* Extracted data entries
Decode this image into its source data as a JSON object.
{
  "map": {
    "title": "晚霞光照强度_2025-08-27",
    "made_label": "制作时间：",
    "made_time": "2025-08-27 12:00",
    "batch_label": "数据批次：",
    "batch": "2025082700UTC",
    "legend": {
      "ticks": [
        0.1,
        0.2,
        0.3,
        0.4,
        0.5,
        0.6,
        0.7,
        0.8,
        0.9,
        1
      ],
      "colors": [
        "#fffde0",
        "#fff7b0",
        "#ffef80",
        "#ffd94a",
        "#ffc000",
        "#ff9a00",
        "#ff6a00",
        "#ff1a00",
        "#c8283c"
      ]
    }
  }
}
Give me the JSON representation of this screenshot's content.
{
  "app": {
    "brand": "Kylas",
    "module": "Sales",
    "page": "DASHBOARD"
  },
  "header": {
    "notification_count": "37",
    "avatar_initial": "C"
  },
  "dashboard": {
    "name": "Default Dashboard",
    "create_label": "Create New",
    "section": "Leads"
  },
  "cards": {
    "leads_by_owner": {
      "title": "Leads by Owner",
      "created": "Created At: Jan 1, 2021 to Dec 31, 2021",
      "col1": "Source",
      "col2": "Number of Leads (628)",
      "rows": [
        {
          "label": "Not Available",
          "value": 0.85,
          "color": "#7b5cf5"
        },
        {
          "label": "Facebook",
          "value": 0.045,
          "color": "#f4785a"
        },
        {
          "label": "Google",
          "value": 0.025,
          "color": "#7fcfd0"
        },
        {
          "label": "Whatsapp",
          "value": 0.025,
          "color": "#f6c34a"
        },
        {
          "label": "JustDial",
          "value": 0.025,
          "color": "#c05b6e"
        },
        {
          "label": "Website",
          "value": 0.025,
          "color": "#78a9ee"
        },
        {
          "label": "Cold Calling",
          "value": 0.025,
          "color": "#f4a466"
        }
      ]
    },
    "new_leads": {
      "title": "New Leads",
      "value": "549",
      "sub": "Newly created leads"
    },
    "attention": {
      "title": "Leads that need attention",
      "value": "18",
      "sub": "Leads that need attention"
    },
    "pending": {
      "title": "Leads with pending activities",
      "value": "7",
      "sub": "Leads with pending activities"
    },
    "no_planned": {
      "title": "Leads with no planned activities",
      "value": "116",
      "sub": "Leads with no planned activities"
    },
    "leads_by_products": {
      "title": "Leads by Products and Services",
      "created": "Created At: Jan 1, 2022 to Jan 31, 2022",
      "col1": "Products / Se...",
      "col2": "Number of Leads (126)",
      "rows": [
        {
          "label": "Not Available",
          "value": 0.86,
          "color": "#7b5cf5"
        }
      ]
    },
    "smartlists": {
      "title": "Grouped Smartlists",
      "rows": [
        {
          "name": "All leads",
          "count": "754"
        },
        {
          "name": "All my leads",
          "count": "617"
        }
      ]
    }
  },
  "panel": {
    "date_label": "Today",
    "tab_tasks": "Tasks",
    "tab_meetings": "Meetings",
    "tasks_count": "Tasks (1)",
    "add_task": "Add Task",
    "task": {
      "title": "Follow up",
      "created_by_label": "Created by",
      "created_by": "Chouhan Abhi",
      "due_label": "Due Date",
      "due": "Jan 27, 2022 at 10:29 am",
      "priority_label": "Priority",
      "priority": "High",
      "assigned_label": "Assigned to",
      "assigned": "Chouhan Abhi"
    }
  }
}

* Instruction
Give the material above again, word for word.

* Task solution
Decode this image into its source data as a JSON object.
{
  "map": {
    "title": "晚霞光照强度_2025-08-27",
    "made_label": "制作时间：",
    "made_time": "2025-08-27 12:00",
    "batch_label": "数据批次：",
    "batch": "2025082700UTC",
    "legend": {
      "ticks": [
        0.1,
        0.2,
        0.3,
        0.4,
        0.5,
        0.6,
        0.7,
        0.8,
        0.9,
        1
      ],
      "colors": [
        "#fffde0",
        "#fff7b0",
        "#ffef80",
        "#ffd94a",
        "#ffc000",
        "#ff9a00",
        "#ff6a00",
        "#ff1a00",
        "#c8283c"
      ]
    }
  }
}
Give me the JSON representation of this screenshot's content.
{
  "app": {
    "brand": "Kylas",
    "module": "Sales",
    "page": "DASHBOARD"
  },
  "header": {
    "notification_count": "37",
    "avatar_initial": "C"
  },
  "dashboard": {
    "name": "Default Dashboard",
    "create_label": "Create New",
    "section": "Leads"
  },
  "cards": {
    "leads_by_owner": {
      "title": "Leads by Owner",
      "created": "Created At: Jan 1, 2021 to Dec 31, 2021",
      "col1": "Source",
      "col2": "Number of Leads (628)",
      "rows": [
        {
          "label": "Not Available",
          "value": 0.85,
          "color": "#7b5cf5"
        },
        {
          "label": "Facebook",
          "value": 0.045,
          "color": "#f4785a"
        },
        {
          "label": "Google",
          "value": 0.025,
          "color": "#7fcfd0"
        },
        {
          "label": "Whatsapp",
          "value": 0.025,
          "color": "#f6c34a"
        },
        {
          "label": "JustDial",
          "value": 0.025,
          "color": "#c05b6e"
        },
        {
          "label": "Website",
          "value": 0.025,
          "color": "#78a9ee"
        },
        {
          "label": "Cold Calling",
          "value": 0.025,
          "color": "#f4a466"
        }
      ]
    },
    "new_leads": {
      "title": "New Leads",
      "value": "549",
      "sub": "Newly created leads"
    },
    "attention": {
      "title": "Leads that need attention",
      "value": "18",
      "sub": "Leads that need attention"
    },
    "pending": {
      "title": "Leads with pending activities",
      "value": "7",
      "sub": "Leads with pending activities"
    },
    "no_planned": {
      "title": "Leads with no planned activities",
      "value": "116",
      "sub": "Leads with no planned activities"
    },
    "leads_by_products": {
      "title": "Leads by Products and Services",
      "created": "Created At: Jan 1, 2022 to Jan 31, 2022",
      "col1": "Products / Se...",
      "col2": "Number of Leads (126)",
      "rows": [
        {
          "label": "Not Available",
          "value": 0.86,
          "color": "#7b5cf5"
        }
      ]
    },
    "smartlists": {
      "title": "Grouped Smartlists",
      "rows": [
        {
          "name": "All leads",
          "count": "754"
        },
        {
          "name": "All my leads",
          "count": "617"
        }
      ]
    }
  },
  "panel": {
    "date_label": "Today",
    "tab_tasks": "Tasks",
    "tab_meetings": "Meetings",
    "tasks_count": "Tasks (1)",
    "add_task": "Add Task",
    "task": {
      "title": "Follow up",
      "created_by_label": "Created by",
      "created_by": "Chouhan Abhi",
      "due_label": "Due Date",
      "due": "Jan 27, 2022 at 10:29 am",
      "priority_label": "Priority",
      "priority": "High",
      "assigned_label": "Assigned to",
      "assigned": "Chouhan Abhi"
    }
  }
}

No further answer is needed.